> **TASK TO COMPLETE**
Please reproduce the listing below verbatim, keeping every line unchanged and in its original order.

> **INFORMATION PROVIDED**
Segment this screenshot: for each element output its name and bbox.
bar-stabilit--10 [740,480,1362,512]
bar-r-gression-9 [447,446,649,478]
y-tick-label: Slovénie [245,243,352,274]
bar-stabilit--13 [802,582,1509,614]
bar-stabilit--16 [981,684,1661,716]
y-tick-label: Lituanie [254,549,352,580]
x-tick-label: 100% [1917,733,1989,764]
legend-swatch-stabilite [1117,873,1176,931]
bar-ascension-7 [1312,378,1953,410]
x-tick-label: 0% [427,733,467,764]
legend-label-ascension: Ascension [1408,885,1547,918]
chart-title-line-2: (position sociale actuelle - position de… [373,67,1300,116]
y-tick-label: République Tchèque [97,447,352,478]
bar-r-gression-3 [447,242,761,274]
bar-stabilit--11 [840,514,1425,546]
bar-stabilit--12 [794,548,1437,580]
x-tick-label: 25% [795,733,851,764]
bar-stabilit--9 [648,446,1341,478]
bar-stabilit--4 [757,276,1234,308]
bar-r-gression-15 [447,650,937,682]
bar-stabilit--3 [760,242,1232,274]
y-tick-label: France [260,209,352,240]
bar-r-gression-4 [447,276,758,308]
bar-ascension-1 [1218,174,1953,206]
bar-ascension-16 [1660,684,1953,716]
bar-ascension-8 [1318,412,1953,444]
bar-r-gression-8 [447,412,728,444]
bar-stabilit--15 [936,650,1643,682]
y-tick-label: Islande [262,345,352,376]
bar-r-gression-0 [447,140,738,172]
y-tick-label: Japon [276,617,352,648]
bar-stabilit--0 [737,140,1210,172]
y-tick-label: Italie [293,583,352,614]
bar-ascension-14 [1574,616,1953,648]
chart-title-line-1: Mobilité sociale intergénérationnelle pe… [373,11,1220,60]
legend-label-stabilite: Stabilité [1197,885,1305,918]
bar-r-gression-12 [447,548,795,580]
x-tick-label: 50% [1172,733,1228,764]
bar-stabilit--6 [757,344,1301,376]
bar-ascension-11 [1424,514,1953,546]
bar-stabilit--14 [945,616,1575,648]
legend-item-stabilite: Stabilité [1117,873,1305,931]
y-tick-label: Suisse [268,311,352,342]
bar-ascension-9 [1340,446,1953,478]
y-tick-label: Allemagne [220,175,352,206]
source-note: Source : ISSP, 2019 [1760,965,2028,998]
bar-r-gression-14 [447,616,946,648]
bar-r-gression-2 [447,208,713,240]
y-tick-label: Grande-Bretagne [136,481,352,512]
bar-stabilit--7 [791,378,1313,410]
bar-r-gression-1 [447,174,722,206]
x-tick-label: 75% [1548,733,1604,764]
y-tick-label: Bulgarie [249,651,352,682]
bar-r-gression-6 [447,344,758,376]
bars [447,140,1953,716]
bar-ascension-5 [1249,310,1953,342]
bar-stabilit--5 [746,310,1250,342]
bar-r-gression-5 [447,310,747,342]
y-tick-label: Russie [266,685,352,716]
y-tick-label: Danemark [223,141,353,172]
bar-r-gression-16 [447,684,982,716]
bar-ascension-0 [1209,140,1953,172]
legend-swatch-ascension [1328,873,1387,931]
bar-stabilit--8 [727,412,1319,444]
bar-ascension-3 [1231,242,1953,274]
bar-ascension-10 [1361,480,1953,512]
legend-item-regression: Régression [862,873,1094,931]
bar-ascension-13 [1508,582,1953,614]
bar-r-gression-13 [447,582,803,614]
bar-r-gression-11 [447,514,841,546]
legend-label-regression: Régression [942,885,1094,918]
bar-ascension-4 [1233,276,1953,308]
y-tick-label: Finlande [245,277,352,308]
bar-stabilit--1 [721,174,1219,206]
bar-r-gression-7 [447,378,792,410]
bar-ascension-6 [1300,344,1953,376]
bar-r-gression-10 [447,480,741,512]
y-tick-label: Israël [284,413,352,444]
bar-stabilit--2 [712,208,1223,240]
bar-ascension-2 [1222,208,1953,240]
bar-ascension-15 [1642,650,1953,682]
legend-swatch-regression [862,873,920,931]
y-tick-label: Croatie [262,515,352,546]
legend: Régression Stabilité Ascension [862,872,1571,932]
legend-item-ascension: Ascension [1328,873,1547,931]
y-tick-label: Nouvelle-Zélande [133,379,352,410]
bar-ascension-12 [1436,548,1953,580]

> **RESULT FOR THIS EXERCISE**
Segment this screenshot: for each element output its name and bbox.
bar-stabilit--10 [740,480,1362,512]
bar-r-gression-9 [447,446,649,478]
y-tick-label: Slovénie [245,243,352,274]
bar-stabilit--13 [802,582,1509,614]
bar-stabilit--16 [981,684,1661,716]
y-tick-label: Lituanie [254,549,352,580]
x-tick-label: 100% [1917,733,1989,764]
legend-swatch-stabilite [1117,873,1176,931]
bar-ascension-7 [1312,378,1953,410]
x-tick-label: 0% [427,733,467,764]
legend-label-ascension: Ascension [1408,885,1547,918]
chart-title-line-2: (position sociale actuelle - position de… [373,67,1300,116]
y-tick-label: République Tchèque [97,447,352,478]
bar-r-gression-3 [447,242,761,274]
bar-stabilit--11 [840,514,1425,546]
bar-stabilit--12 [794,548,1437,580]
x-tick-label: 25% [795,733,851,764]
bar-stabilit--9 [648,446,1341,478]
bar-stabilit--4 [757,276,1234,308]
bar-r-gression-15 [447,650,937,682]
bar-stabilit--3 [760,242,1232,274]
y-tick-label: France [260,209,352,240]
bar-r-gression-4 [447,276,758,308]
bar-ascension-1 [1218,174,1953,206]
bar-ascension-16 [1660,684,1953,716]
bar-ascension-8 [1318,412,1953,444]
bar-r-gression-8 [447,412,728,444]
bar-stabilit--15 [936,650,1643,682]
y-tick-label: Islande [262,345,352,376]
bar-r-gression-0 [447,140,738,172]
y-tick-label: Japon [276,617,352,648]
bar-stabilit--0 [737,140,1210,172]
y-tick-label: Italie [293,583,352,614]
bar-ascension-14 [1574,616,1953,648]
chart-title-line-1: Mobilité sociale intergénérationnelle pe… [373,11,1220,60]
legend-label-stabilite: Stabilité [1197,885,1305,918]
bar-r-gression-12 [447,548,795,580]
x-tick-label: 50% [1172,733,1228,764]
bar-stabilit--6 [757,344,1301,376]
bar-ascension-11 [1424,514,1953,546]
bar-stabilit--14 [945,616,1575,648]
legend-item-stabilite: Stabilité [1117,873,1305,931]
y-tick-label: Suisse [268,311,352,342]
bar-ascension-9 [1340,446,1953,478]
y-tick-label: Allemagne [220,175,352,206]
source-note: Source : ISSP, 2019 [1760,965,2028,998]
bar-r-gression-14 [447,616,946,648]
bar-r-gression-2 [447,208,713,240]
y-tick-label: Grande-Bretagne [136,481,352,512]
bar-stabilit--7 [791,378,1313,410]
bar-r-gression-1 [447,174,722,206]
x-tick-label: 75% [1548,733,1604,764]
y-tick-label: Bulgarie [249,651,352,682]
bar-r-gression-6 [447,344,758,376]
bars [447,140,1953,716]
bar-ascension-5 [1249,310,1953,342]
bar-stabilit--5 [746,310,1250,342]
bar-r-gression-5 [447,310,747,342]
y-tick-label: Russie [266,685,352,716]
y-tick-label: Danemark [223,141,353,172]
bar-r-gression-16 [447,684,982,716]
bar-ascension-0 [1209,140,1953,172]
legend-swatch-ascension [1328,873,1387,931]
bar-stabilit--8 [727,412,1319,444]
bar-ascension-3 [1231,242,1953,274]
bar-ascension-10 [1361,480,1953,512]
legend-item-regression: Régression [862,873,1094,931]
bar-ascension-13 [1508,582,1953,614]
bar-r-gression-13 [447,582,803,614]
bar-r-gression-11 [447,514,841,546]
legend-label-regression: Régression [942,885,1094,918]
bar-ascension-4 [1233,276,1953,308]
y-tick-label: Finlande [245,277,352,308]
bar-stabilit--1 [721,174,1219,206]
bar-r-gression-7 [447,378,792,410]
bar-ascension-6 [1300,344,1953,376]
bar-r-gression-10 [447,480,741,512]
y-tick-label: Israël [284,413,352,444]
bar-stabilit--2 [712,208,1223,240]
bar-ascension-2 [1222,208,1953,240]
bar-ascension-15 [1642,650,1953,682]
legend-swatch-regression [862,873,920,931]
y-tick-label: Croatie [262,515,352,546]
legend: Régression Stabilité Ascension [862,872,1571,932]
legend-item-ascension: Ascension [1328,873,1547,931]
y-tick-label: Nouvelle-Zélande [133,379,352,410]
bar-ascension-12 [1436,548,1953,580]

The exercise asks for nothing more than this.